**Texte source:**
HAC : Un commissaire rattrapé par sa malhonnêteté

A la Haute autorité de la communication, les choses reviennent progressivement à la normale. Mais pas pour tout le monde. Pour en particulier le commissaire Sekou Tidiane Camara, c’est maintenant que les problèmes et l’inconfort pourraient commencer. Représentant la corporation des cinéastes, il est accusé d’usurpation de titre par Mariam Camara qui soutient que c’est elle qui avait été désignée par ses pairs. Les procès sollicités par cette dernière en est en effet à son dernier virage et le commissaire malhonnête risque jusqu’à deux ans d’emprisonnement ferme. C’est du moins la réquisition faite le mardi dernier par le procureur du TPI de Kaloum.
Les faits qui ont conduit dont le verdict est annoncé pour le 6 juillet prochain, sont nés dans le contexte du choix des membres devant meubler la Haute autorité de la communication, au début de l’année dernière. Sollicitée pour désigner son représentant, la Fédération nationale des cinéastes de Guinée (FENACIG) avait organisé une élection pour départager Sékou Tidiane Camara, Alsény Tounkara et Mariam Camara. Le résultat est alors sans appel en faveur de cette dernière qui récolte 11 voix, tandis que le premier, arrivant seulement en troisième position, ne récoltait que 2 ridicules voix. Un procès-verbal est alors conséquemment rédigé et le président Sékou Tidiane, chargé de l’acheminer à qui de droit. Et c’est à où tout se gâte, car en cours de route, il trafique les résultats et se fait passer pour le choix de la corporation. Depuis, la pauvre dame se bat pour être restituée dans ses droits, en vain. A moins que ce ne soit avec le procès qui, ainsi, tend vers sa fin.

**Données enregistrées:**

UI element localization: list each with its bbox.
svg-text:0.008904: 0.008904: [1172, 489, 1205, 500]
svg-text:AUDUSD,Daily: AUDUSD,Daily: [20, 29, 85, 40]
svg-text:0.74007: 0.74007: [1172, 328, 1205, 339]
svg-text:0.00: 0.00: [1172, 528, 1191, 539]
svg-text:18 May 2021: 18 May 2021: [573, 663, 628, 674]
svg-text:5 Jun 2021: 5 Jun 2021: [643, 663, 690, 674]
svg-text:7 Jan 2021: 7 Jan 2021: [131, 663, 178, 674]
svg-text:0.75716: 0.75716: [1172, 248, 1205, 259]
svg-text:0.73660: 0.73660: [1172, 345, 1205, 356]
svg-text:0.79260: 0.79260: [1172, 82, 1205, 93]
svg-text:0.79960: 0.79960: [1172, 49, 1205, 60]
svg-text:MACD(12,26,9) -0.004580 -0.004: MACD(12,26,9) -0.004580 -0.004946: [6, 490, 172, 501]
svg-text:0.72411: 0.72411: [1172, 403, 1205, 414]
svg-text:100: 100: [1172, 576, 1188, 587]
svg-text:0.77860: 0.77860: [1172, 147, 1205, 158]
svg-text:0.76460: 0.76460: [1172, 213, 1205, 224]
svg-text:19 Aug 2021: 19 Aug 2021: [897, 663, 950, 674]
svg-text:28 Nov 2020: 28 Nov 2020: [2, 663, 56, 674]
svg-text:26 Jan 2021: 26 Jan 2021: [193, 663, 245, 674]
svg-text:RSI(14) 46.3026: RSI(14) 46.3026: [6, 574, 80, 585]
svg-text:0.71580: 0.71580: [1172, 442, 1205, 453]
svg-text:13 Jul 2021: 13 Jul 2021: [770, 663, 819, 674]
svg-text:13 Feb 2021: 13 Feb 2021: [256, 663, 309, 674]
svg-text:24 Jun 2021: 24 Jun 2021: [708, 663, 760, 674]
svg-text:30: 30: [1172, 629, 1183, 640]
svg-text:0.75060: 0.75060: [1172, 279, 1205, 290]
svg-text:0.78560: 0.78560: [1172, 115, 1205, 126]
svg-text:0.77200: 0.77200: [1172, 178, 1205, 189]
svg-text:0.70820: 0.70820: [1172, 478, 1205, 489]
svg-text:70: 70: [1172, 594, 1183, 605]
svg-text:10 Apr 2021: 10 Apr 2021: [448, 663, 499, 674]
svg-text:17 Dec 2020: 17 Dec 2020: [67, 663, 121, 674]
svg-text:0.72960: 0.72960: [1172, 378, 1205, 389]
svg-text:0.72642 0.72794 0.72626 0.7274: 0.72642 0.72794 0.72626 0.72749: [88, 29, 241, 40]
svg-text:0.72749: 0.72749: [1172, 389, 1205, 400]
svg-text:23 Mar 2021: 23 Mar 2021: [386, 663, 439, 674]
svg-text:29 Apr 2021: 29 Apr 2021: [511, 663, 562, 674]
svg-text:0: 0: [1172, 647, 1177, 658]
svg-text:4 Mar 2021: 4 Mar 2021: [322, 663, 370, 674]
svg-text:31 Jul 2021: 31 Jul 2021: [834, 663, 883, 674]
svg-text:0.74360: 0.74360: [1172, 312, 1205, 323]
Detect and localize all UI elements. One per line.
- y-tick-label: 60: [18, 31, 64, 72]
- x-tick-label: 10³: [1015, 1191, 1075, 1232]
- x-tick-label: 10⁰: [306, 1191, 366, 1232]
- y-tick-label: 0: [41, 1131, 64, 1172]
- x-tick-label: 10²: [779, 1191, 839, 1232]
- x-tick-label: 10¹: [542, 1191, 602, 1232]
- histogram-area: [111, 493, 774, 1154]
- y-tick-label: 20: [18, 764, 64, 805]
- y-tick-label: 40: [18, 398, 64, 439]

**Consignes de travail:**
1 > D'après l'article sur la HAC, combien de voix Mariam Camara a-t-elle obtenues lors de l'élection organisée par la FENACIG ?
2 > Poursuivez l'article sur la HAC en reprenant immédiatement après sa dernière phrase.

**Réponses attendues:**
1 > Elle a obtenu 11 voix.

2 >
Mais au-delà du commissaire mis en cause, c’est l’ensemble des institutions nationales dont il convient ici de dénoncer l’immobilisme et la passivité. Car personne n’a essayé de s’interroger aux complaintes et aux récriminations de la pauvre dame. Même au niveau de la HAC, personne n’a levé le moindre doigt pour vérifier les allégations portées à l’encontre d’un des membres de l’institution. Une légèreté qui est de beaucoup dans les problèmes récurrents que connait l’institution, elle-même.